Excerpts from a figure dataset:
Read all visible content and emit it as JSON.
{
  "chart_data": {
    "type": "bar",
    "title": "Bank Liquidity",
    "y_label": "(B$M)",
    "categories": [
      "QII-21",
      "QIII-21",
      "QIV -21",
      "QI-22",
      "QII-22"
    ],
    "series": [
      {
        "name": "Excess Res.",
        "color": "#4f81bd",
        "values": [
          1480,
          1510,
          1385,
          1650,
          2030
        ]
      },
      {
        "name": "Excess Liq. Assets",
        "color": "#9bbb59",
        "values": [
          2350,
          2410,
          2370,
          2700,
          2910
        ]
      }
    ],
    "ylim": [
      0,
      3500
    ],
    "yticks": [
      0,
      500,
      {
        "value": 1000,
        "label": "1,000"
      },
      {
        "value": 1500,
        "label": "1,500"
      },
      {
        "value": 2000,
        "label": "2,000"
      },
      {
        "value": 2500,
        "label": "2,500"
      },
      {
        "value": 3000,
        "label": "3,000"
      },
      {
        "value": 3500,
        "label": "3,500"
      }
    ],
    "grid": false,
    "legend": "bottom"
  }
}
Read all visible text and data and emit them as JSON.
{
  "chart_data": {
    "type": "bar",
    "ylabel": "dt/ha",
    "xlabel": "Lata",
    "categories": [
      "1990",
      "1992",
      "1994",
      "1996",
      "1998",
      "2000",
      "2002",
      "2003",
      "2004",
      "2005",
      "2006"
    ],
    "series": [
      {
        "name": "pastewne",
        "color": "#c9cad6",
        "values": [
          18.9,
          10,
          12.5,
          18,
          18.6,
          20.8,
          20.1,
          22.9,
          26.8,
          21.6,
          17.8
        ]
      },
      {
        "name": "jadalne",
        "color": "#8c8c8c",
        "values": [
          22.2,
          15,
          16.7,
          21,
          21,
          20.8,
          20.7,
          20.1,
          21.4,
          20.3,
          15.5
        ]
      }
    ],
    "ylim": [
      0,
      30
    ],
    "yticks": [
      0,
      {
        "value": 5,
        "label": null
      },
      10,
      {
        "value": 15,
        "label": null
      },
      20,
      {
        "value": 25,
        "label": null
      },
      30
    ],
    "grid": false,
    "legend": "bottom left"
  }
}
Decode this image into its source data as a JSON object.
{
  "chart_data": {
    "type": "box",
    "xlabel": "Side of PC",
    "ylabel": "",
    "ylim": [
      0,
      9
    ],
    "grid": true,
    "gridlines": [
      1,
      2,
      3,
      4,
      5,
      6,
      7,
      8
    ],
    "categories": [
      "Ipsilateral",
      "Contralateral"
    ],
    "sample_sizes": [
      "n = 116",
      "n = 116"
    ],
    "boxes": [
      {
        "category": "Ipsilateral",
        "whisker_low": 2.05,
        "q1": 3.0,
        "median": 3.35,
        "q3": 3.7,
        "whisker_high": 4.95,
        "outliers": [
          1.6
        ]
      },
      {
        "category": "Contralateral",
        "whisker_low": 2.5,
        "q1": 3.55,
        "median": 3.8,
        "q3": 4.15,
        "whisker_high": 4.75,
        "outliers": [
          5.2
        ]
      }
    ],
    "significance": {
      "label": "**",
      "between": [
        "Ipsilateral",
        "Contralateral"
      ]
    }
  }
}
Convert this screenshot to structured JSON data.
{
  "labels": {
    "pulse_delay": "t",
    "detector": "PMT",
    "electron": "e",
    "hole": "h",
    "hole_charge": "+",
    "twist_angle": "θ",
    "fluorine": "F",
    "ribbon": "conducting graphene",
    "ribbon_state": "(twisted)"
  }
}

SHORT TASK: Identify and copy lines that hold the string "category".

FULL ANSWER:
        "category": "Ipsilateral",
        "category": "Contralateral",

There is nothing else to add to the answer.